### Trecho do documento
════════
Será na churrascaria Rodeio, em São Paulo, na próxima década, que vai nascer a iguaria. E adiantarei aqui a ‘lenda’ que existirá a respeito. O famoso jornalista Tarso de Castro, diante daquela travessa de arroz branco e insosso, reclamará com o ‘maître’ do restaurante, Cecílio, que trata de trazer nova travessa reforçada com pedaços de ovos fritos. Outro jornalista (Ô, raça!), Thomaz Souto Correa, também na mesa, sugerirá que se adicione batata-palha. Perceberão então que a mistura lembra esse cabelo diferentão do Biro-Biro, e assim o jovem volante irá brilhar também no cardápio da casa – espalhando-se depois pelas cozinhas do Brasil.
Jogadores de Futebol com nomes e apelidos de comidas e bebidas são comuns no Brasil. Tivemos, temos e teremos goleiros como ‘Manga’, muitos ‘Batatas’, pelo menos um ‘Cocada’ (no Vasco), ‘Fubá’, ‘Feijão’ e por aí vai. Já ídolos dos gramados que batizam pratos criados por ‘chefs’ são e serão raros, e em geral como homenagens temporárias, passageiras. Em 2023, posso garantir, ainda teremos nos supermercados o chocolate ‘Diamante Negro’, notória ode ao craque Leônidas da Silva, e o ‘Café Pelé’, que dispensa apresentações. E fiquemos por aí. Mais uma prova de como este pernambucano é predestinado. Será um dos líderes de importante movimento político que nascerá no clube (Nota da Redação da Placar em 2023: a ‘Democracia Corinthiana’, ao lado de Sócrates, Casagrande e Wladimir) e protagonista, daqui a 20 anos, de uma campanha publicitária da gigante multinacional Coca-Cola: ‘Quem Foi o Melhor?’, dirá o ‘slogan’, pedindo que os consumidores escolham entre Biro-Biro e … Maradona (esse, já-já vocês vão conhecer. E temer!). E ‘Biro’ vai ganhar, por um voto de diferença. Só ele mesmo! Um jogador diferente. Como o arroz que levará seu nome.
════════
### Linhas de dados
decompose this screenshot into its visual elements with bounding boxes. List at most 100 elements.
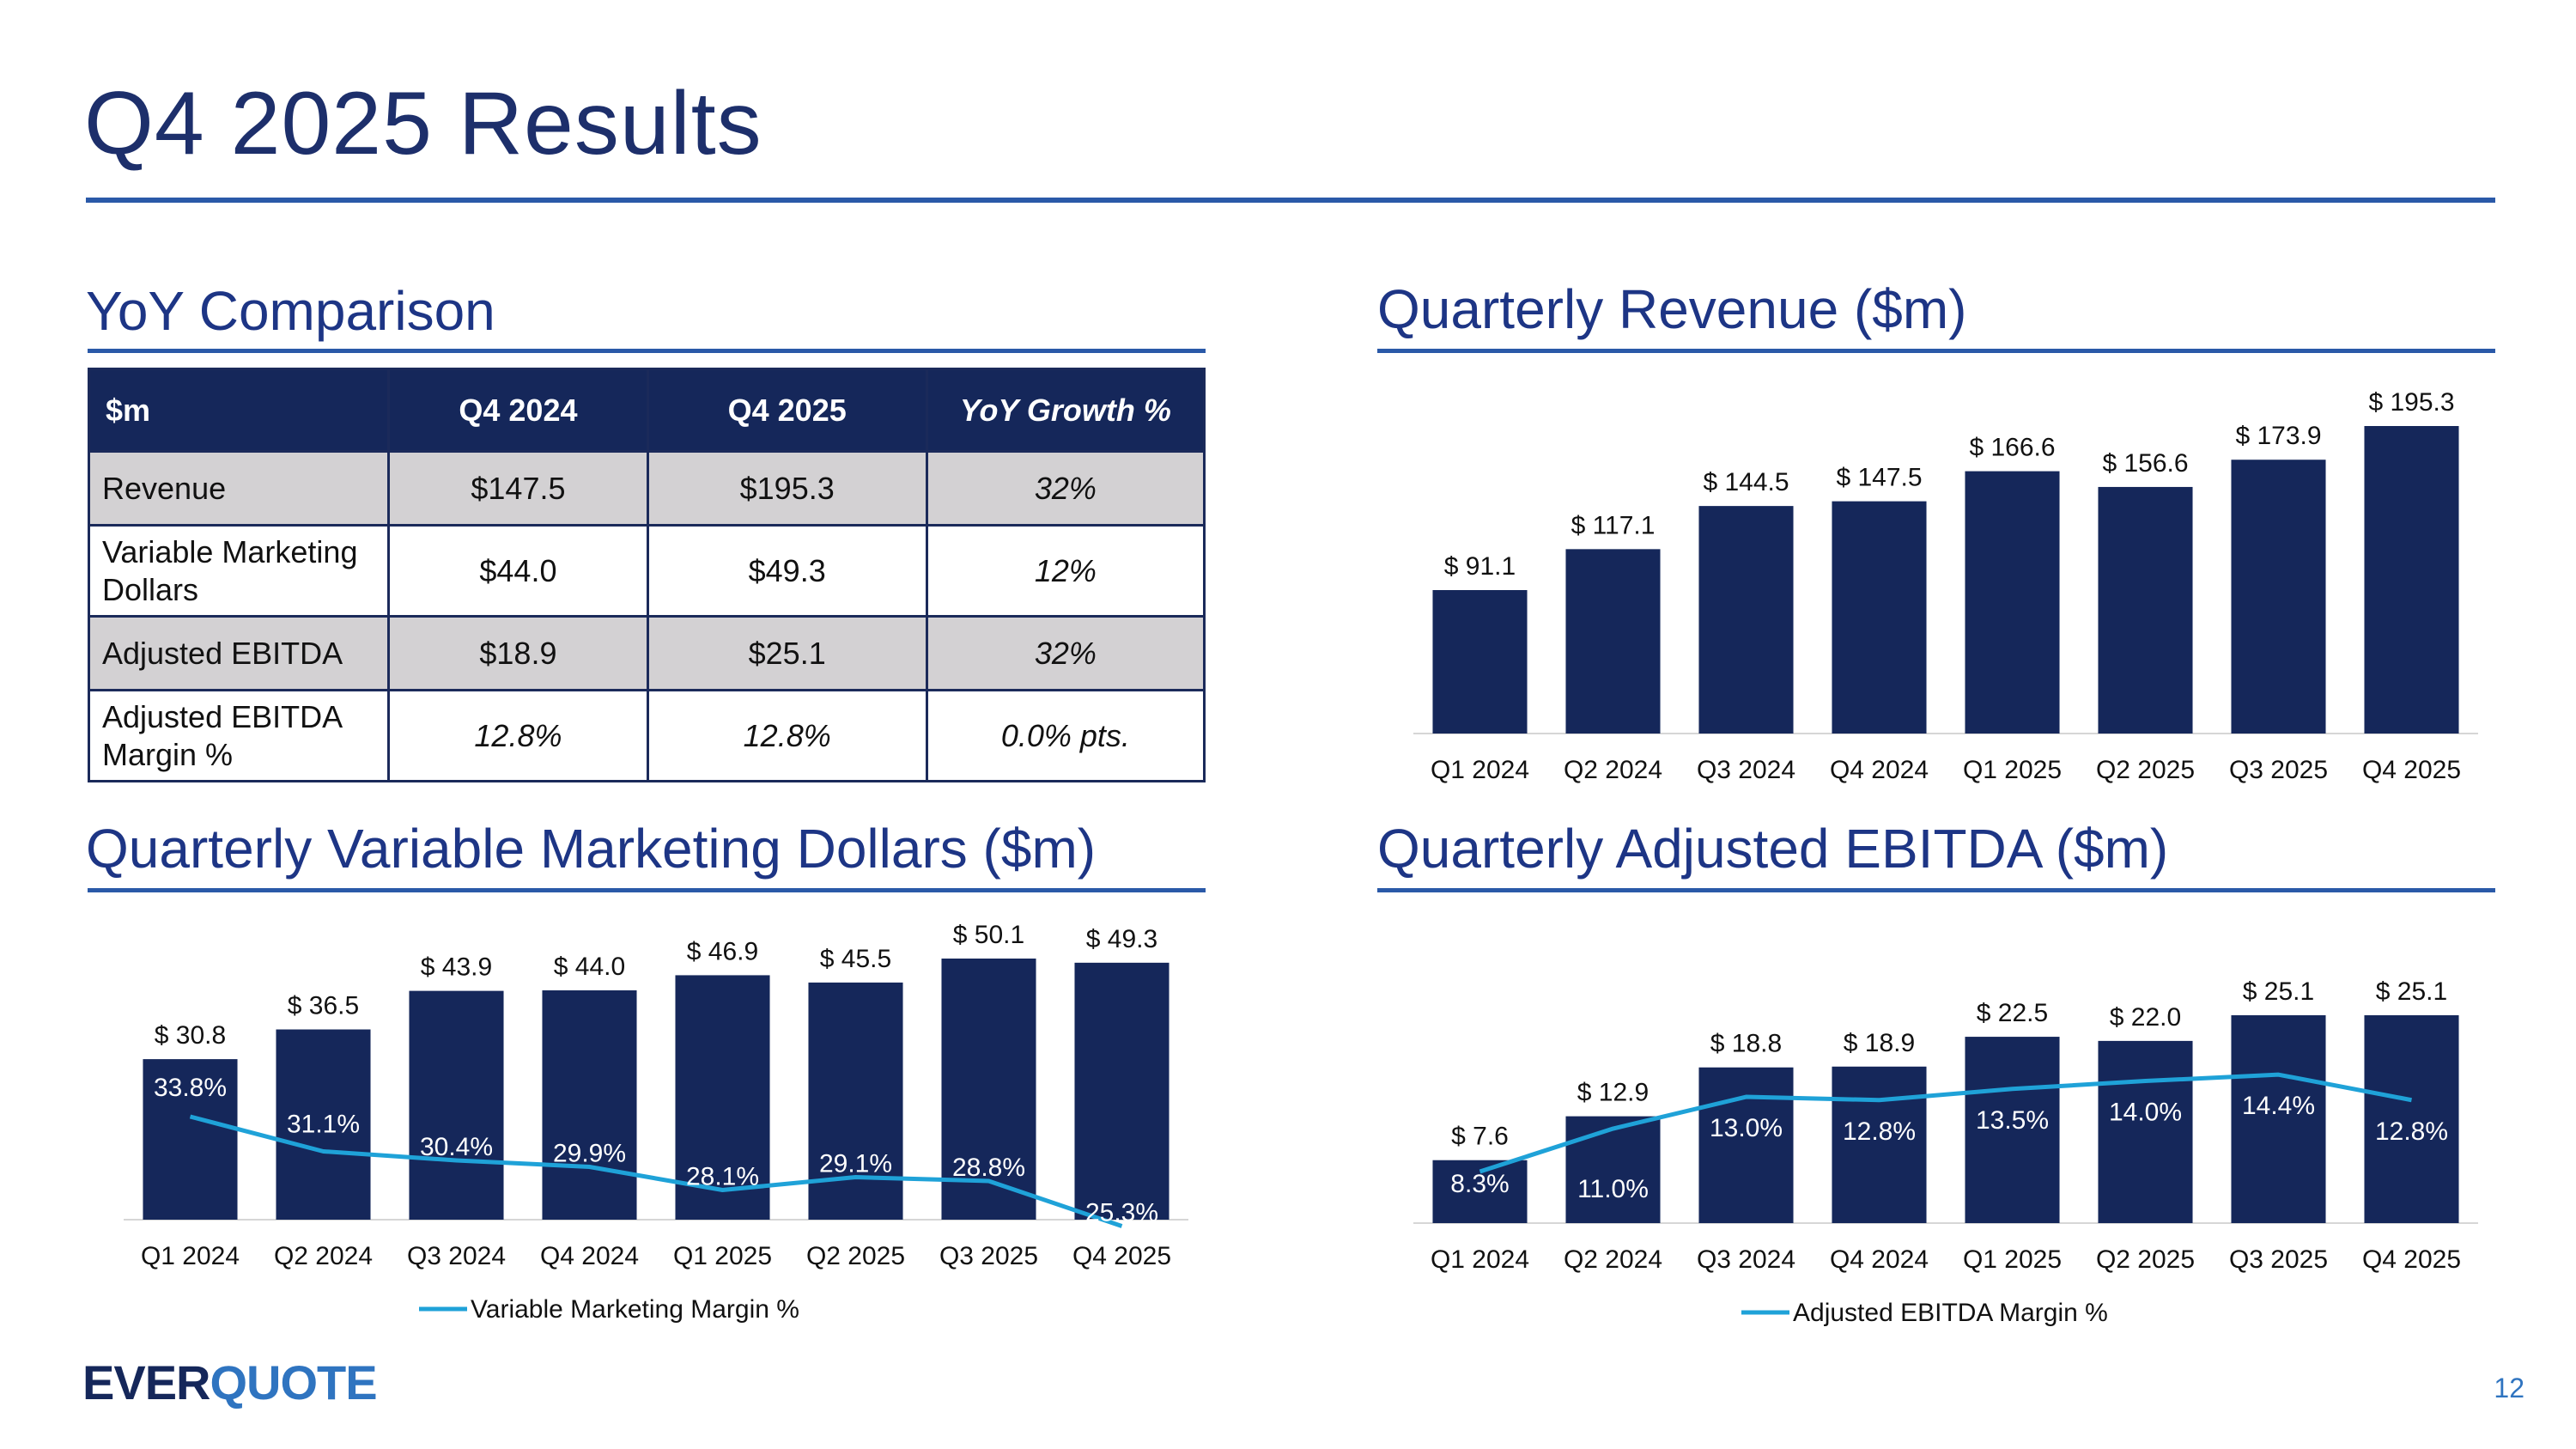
table-cell: $147.5 <box>387 450 649 527</box>
bar <box>2231 1015 2326 1223</box>
bar <box>1832 1066 1927 1223</box>
legend-label: Variable Marketing Margin % <box>471 1295 799 1324</box>
table-cell: 12.8% <box>387 689 649 782</box>
margin-data-label: 30.4% <box>420 1133 493 1161</box>
x-tick-label: Q1 2024 <box>1431 756 1529 784</box>
x-tick-label: Q3 2024 <box>407 1242 506 1270</box>
table-header-cell: Q4 2024 <box>387 368 649 453</box>
section-divider-vmd <box>88 888 1206 892</box>
table-cell: 12.8% <box>646 689 928 782</box>
bar <box>276 1029 371 1220</box>
bar-value-label: $ 30.8 <box>155 1021 226 1050</box>
bar-value-label: $ 12.9 <box>1577 1079 1649 1107</box>
bar <box>542 990 637 1220</box>
margin-data-label: 12.8% <box>2375 1117 2448 1146</box>
margin-data-label: 28.8% <box>952 1154 1025 1182</box>
x-tick-label: Q4 2024 <box>1830 1245 1929 1274</box>
x-tick-label: Q4 2025 <box>2362 756 2461 784</box>
table-header-cell: $m <box>87 368 391 453</box>
section-divider-revenue <box>1377 349 2495 353</box>
table-cell: 0.0% pts. <box>925 689 1206 782</box>
bar-value-label: $ 173.9 <box>2235 422 2321 450</box>
section-title-yoy: YoY Comparison <box>86 280 495 342</box>
bar-value-label: $ 36.5 <box>288 992 359 1020</box>
x-tick-label: Q4 2024 <box>1830 756 1929 784</box>
table-row: Adjusted EBITDA $18.9 $25.1 32% <box>87 615 1206 691</box>
bar-value-label: $ 43.9 <box>421 953 492 982</box>
bar <box>2098 1040 2193 1223</box>
bar-value-label: $ 91.1 <box>1444 552 1516 581</box>
x-tick-label: Q3 2024 <box>1697 1245 1795 1274</box>
bar <box>1698 1067 1794 1223</box>
bar <box>1432 590 1528 734</box>
margin-data-label: 13.5% <box>1976 1106 2049 1135</box>
row-label: Revenue <box>87 450 391 527</box>
bar-value-label: $ 25.1 <box>2376 977 2447 1006</box>
bar-value-label: $ 46.9 <box>687 937 758 965</box>
margin-data-label: 8.3% <box>1450 1170 1509 1198</box>
bar <box>2231 460 2326 734</box>
bar-value-label: $ 117.1 <box>1571 511 1656 539</box>
bar <box>143 1059 238 1220</box>
margin-data-label: 33.8% <box>154 1074 227 1102</box>
bar-value-label: $ 44.0 <box>554 953 625 981</box>
table-cell: 12% <box>925 524 1206 618</box>
bar <box>409 990 504 1220</box>
x-tick-label: Q1 2025 <box>1963 1245 2062 1274</box>
x-tick-label: Q2 2025 <box>2096 1245 2195 1274</box>
x-tick-label: Q1 2024 <box>1431 1245 1529 1274</box>
bar-value-label: $ 45.5 <box>820 945 891 973</box>
x-tick-label: Q3 2025 <box>2229 1245 2328 1274</box>
table-row: Revenue $147.5 $195.3 32% <box>87 450 1206 527</box>
bar <box>1698 506 1794 734</box>
revenue-bar-chart: $ 91.1 Q1 2024 $ 117.1 Q2 2024 $ 144.5 Q3 202… <box>1413 388 2478 784</box>
margin-data-label: 11.0% <box>1577 1175 1649 1203</box>
x-tick-label: Q4 2025 <box>1072 1242 1171 1270</box>
x-tick-label: Q2 2024 <box>1564 756 1662 784</box>
x-tick-label: Q1 2025 <box>1963 756 2062 784</box>
bar-value-label: $ 49.3 <box>1086 925 1157 953</box>
vmd-combo-chart: $ 30.8 Q1 2024 $ 36.5 Q2 2024 $ 43.9 Q3 2024 $… <box>124 921 1188 1324</box>
row-label: Adjusted EBITDA <box>87 615 391 691</box>
page-title: Q4 2025 Results <box>84 74 762 174</box>
row-label: Variable Marketing Dollars <box>87 524 391 618</box>
margin-data-label: 28.1% <box>686 1163 759 1191</box>
bar <box>675 975 770 1220</box>
margin-data-label: 14.4% <box>2242 1092 2315 1120</box>
yoy-comparison-table: $m Q4 2024 Q4 2025 YoY Growth % Revenue … <box>87 368 1206 782</box>
x-tick-label: Q2 2025 <box>2096 756 2195 784</box>
bar <box>2364 426 2459 734</box>
bar <box>1965 1037 2060 1223</box>
section-title-vmd: Quarterly Variable Marketing Dollars ($m… <box>86 818 1097 880</box>
bar <box>2364 1015 2459 1223</box>
margin-data-label: 31.1% <box>287 1111 360 1139</box>
bar <box>1074 962 1170 1220</box>
table-cell: $18.9 <box>387 615 649 691</box>
everquote-logo: EVERQUOTE <box>82 1355 378 1409</box>
table-header-cell: Q4 2025 <box>646 368 928 453</box>
table-cell: 32% <box>925 615 1206 691</box>
bar <box>1965 471 2060 734</box>
margin-data-label: 29.9% <box>553 1140 626 1168</box>
bar <box>1565 549 1661 734</box>
bar <box>1565 1116 1661 1223</box>
bar <box>1832 501 1927 734</box>
bar-value-label: $ 22.0 <box>2110 1003 2181 1032</box>
table-cell: $49.3 <box>646 524 928 618</box>
margin-data-label: 12.8% <box>1843 1117 1916 1146</box>
bar-value-label: $ 195.3 <box>2368 388 2454 417</box>
margin-data-label: 25.3% <box>1085 1199 1158 1227</box>
bar-value-label: $ 156.6 <box>2102 449 2188 478</box>
section-divider-ebitda <box>1377 888 2495 892</box>
margin-line-series <box>189 1114 1123 1228</box>
bar-value-label: $ 144.5 <box>1703 468 1789 496</box>
title-divider <box>86 198 2495 203</box>
page-number: 12 <box>2494 1373 2524 1403</box>
table-cell: $44.0 <box>387 524 649 618</box>
margin-data-label: 14.0% <box>2109 1099 2182 1127</box>
bar <box>808 982 903 1220</box>
x-tick-label: Q2 2024 <box>274 1242 373 1270</box>
x-tick-label: Q2 2025 <box>806 1242 905 1270</box>
bar-value-label: $ 18.8 <box>1710 1030 1782 1058</box>
bar-value-label: $ 18.9 <box>1844 1029 1915 1057</box>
════════
### Exercícios
1 - De acordo com o texto sobre o Biro-Biro, quem vai sugerir que se coloque batata-palha no arroz?
2 - Escreva a continuação do texto sobre o Biro-Biro a partir da última frase.
A listagem vem de uma fonte diferente da do texto.

### Respostas
1 - O jornalista Thomaz Souto Correa.

2 -
PARA VER GOLS DE BIRO-BIRO PELO CORINTHIANS
https://www.youtube.com/watch?v=BV140WIVGc8
PARA OUVIR A NARRAÇÃO DO JOGO DE ESTREIA COM JOSÉ SILVÉRIO
https://www.youtube.com/watch?v=URmr1wNn1wE
FICHA TÉCNICA
CORINTHIANS 2 X 1 PAULISTA
Competição: Campeonato Paulista de 1978
Data: 14 de setembro de 1978 (quinta-feira)
Estádio: Pacaembu
Local: São Paulo
Horário: 21h30
Público: 35.484 pagantes
Renda: Cr$ 1.108.050,00 (Cruzeiros)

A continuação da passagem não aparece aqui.